Look below. Copy each line that has "Velg" in it.

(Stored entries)
---+---

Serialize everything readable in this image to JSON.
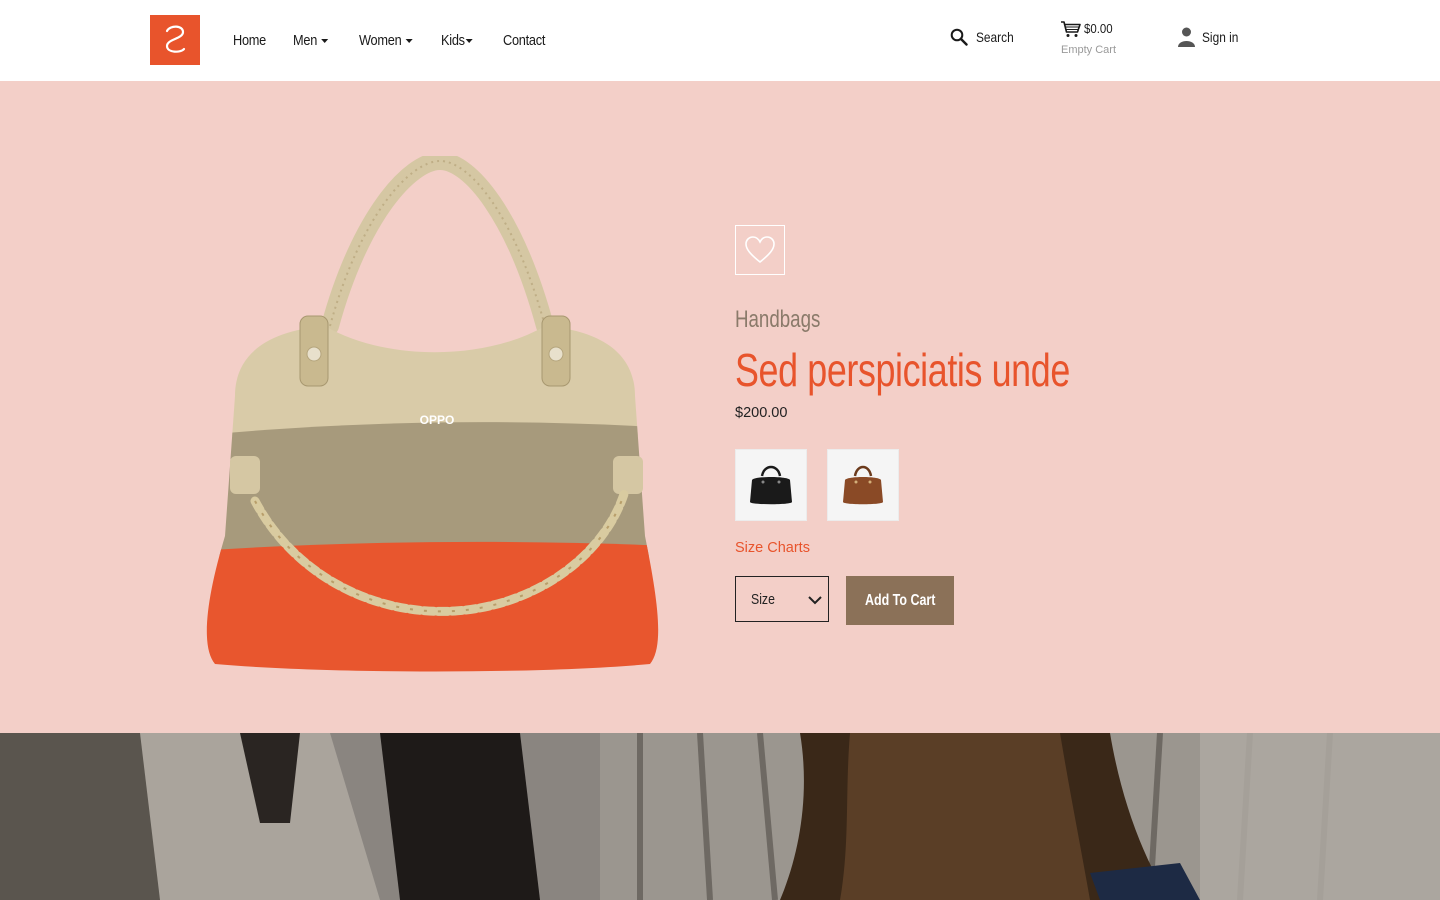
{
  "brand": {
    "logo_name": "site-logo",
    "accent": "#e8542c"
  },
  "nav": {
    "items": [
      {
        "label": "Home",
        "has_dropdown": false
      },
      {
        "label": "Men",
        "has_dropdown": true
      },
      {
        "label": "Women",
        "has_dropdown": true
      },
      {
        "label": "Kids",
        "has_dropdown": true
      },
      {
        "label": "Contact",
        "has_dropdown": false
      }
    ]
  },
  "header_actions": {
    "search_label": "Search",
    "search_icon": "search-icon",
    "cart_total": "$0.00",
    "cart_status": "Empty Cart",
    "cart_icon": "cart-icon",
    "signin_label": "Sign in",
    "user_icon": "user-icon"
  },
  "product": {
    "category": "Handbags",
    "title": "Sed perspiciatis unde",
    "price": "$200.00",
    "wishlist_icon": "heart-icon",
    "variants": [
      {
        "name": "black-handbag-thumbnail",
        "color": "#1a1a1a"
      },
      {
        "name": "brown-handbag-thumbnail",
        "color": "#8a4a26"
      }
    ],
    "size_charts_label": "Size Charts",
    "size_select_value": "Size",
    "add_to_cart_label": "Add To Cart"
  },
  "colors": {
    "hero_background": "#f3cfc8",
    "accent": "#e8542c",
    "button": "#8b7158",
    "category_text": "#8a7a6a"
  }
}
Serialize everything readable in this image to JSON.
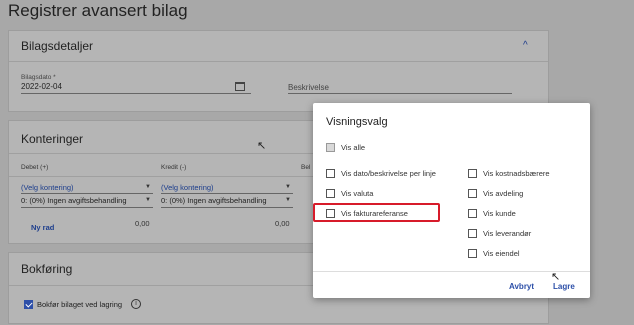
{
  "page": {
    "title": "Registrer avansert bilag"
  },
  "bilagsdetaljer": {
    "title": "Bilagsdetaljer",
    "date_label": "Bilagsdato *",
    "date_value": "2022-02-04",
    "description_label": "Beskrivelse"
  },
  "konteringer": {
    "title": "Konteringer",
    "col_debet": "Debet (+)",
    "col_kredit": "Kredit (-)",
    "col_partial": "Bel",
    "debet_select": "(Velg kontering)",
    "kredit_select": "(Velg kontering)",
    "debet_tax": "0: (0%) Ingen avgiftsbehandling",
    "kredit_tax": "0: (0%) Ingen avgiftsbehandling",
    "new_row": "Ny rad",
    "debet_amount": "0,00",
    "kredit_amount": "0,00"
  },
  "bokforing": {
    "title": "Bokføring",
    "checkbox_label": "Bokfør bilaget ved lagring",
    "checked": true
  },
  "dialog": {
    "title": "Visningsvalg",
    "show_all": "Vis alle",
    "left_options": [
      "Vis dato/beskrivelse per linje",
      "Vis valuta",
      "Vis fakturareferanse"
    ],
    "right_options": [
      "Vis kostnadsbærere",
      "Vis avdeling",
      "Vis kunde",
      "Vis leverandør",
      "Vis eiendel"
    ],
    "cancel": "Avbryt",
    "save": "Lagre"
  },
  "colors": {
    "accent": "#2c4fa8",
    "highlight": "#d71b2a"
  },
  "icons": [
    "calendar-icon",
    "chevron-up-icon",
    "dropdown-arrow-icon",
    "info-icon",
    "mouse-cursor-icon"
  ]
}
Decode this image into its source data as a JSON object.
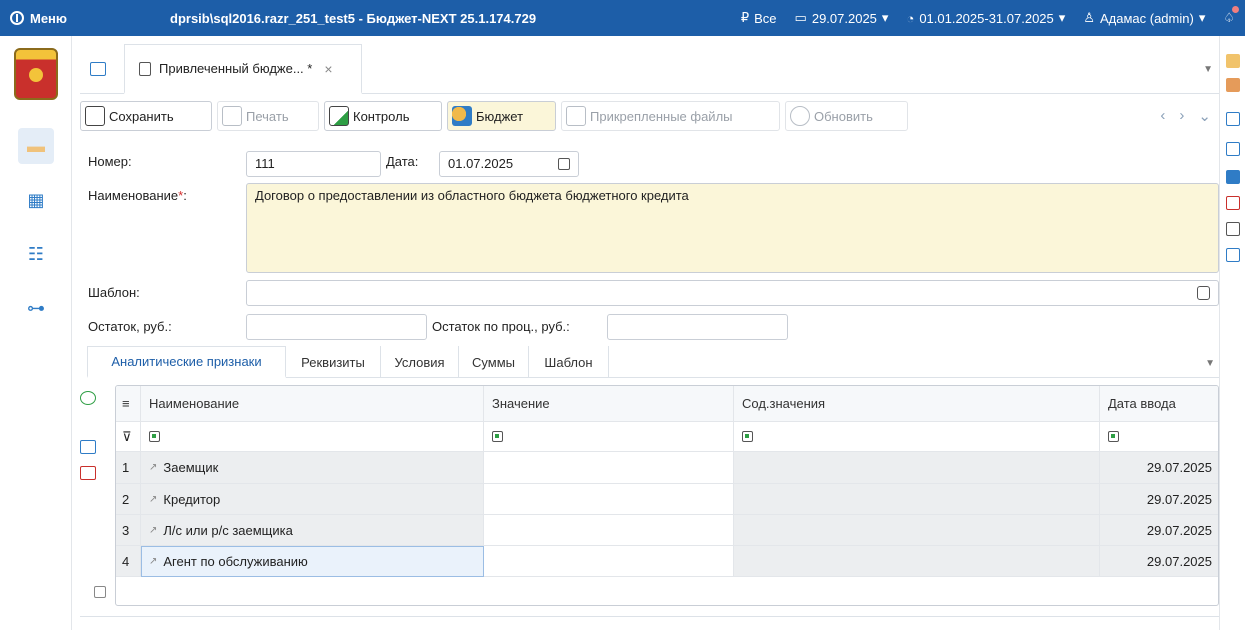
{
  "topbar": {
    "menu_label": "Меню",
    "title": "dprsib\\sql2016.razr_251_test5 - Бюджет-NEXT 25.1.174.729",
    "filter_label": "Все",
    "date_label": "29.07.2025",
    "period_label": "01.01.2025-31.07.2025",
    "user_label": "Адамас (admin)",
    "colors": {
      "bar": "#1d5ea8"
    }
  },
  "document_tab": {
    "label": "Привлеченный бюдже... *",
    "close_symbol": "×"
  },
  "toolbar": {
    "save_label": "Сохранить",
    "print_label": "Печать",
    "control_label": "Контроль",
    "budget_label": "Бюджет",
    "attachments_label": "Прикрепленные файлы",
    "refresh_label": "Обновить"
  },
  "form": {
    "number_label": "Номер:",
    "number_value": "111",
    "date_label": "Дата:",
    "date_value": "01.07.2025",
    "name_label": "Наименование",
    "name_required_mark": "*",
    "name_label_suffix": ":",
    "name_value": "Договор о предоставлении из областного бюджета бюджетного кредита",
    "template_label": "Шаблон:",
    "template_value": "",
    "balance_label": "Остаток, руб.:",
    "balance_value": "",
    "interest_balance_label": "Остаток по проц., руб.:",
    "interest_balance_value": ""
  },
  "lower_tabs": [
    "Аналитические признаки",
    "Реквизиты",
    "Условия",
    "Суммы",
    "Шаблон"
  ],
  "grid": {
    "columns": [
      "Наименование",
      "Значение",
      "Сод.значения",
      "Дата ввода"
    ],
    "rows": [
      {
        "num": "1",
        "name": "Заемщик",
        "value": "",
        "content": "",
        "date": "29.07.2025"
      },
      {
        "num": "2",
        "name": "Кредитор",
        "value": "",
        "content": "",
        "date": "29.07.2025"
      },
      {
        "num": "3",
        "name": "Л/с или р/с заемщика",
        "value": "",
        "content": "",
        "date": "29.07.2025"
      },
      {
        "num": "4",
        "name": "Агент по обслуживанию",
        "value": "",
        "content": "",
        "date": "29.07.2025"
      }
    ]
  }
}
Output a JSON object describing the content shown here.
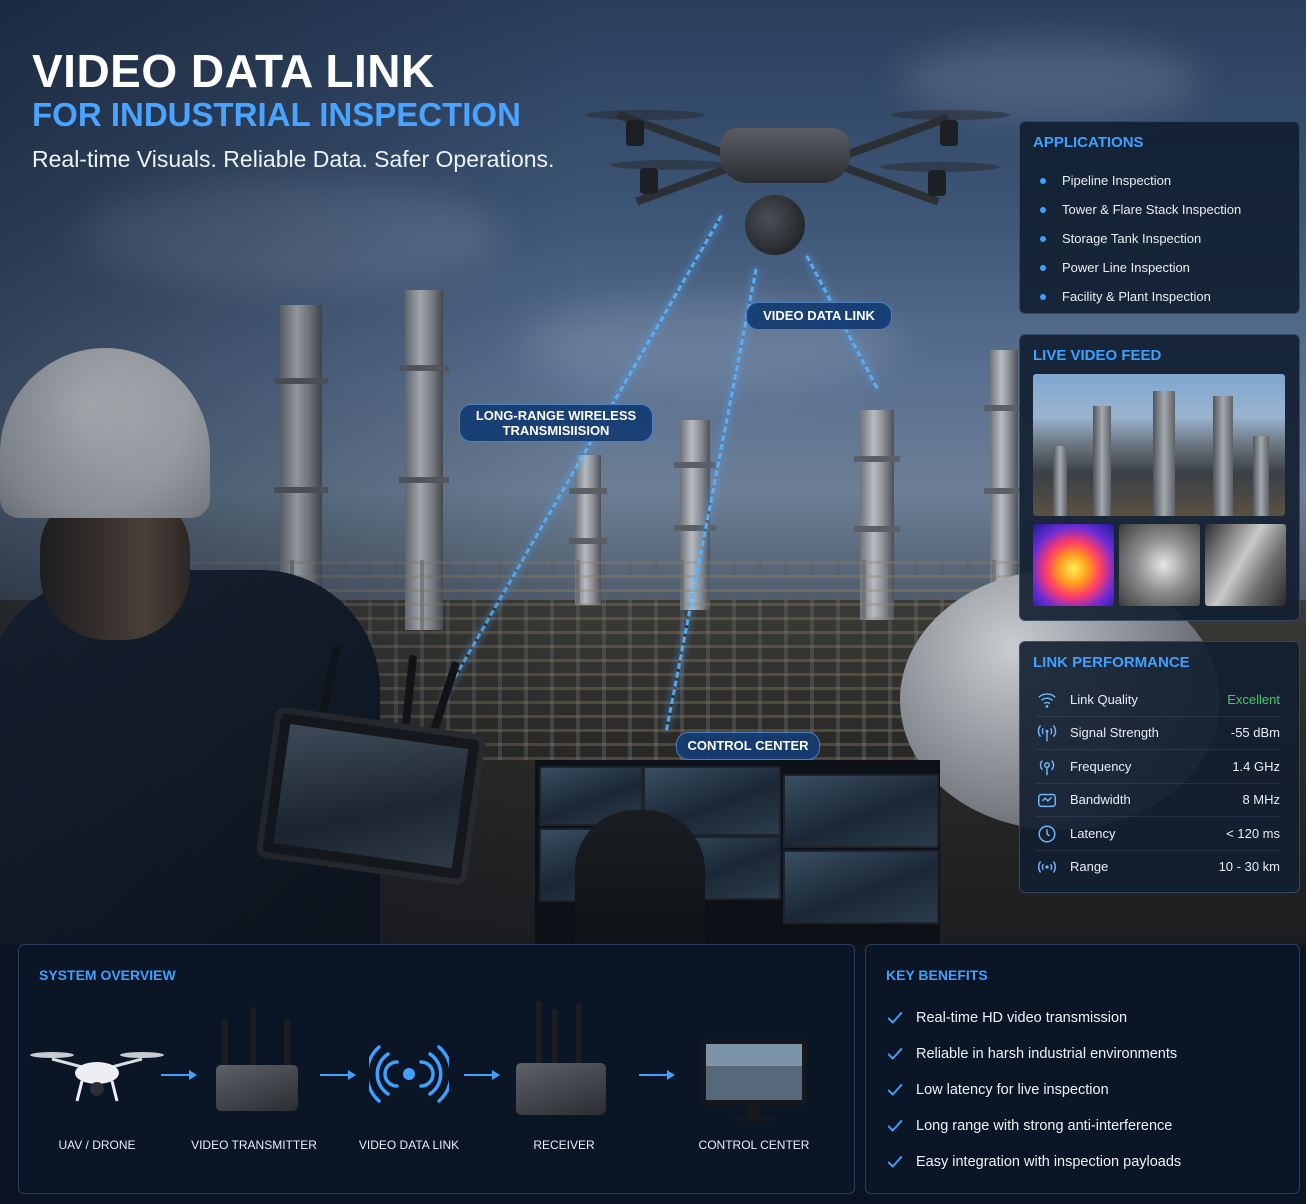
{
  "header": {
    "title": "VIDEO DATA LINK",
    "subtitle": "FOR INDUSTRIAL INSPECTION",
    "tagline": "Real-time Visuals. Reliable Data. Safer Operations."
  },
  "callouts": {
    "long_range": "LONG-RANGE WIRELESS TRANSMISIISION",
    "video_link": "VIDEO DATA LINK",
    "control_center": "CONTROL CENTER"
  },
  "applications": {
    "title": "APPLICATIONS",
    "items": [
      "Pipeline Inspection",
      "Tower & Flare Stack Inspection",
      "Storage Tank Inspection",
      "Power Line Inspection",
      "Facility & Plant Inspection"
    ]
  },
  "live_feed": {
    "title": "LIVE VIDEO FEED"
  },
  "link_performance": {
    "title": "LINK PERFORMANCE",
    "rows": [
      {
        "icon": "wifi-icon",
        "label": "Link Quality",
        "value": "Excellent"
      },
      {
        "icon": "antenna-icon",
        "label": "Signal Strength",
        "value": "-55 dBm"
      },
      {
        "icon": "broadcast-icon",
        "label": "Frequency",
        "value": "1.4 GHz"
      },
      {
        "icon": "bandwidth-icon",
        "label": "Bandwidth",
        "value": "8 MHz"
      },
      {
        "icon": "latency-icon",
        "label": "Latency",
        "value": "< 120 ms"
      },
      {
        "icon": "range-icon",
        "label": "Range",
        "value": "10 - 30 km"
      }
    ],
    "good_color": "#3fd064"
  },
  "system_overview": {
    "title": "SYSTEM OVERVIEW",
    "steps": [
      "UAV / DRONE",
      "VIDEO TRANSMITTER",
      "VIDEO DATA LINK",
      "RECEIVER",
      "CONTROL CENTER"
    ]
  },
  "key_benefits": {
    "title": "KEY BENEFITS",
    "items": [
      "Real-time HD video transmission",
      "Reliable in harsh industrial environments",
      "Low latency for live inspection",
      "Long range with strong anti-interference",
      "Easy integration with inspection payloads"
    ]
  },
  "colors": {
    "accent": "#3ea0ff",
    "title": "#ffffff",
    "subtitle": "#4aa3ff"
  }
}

---+---

## Response
    "debet_select": "(Velg kontering)",
    "kredit_select": "(Velg kontering)",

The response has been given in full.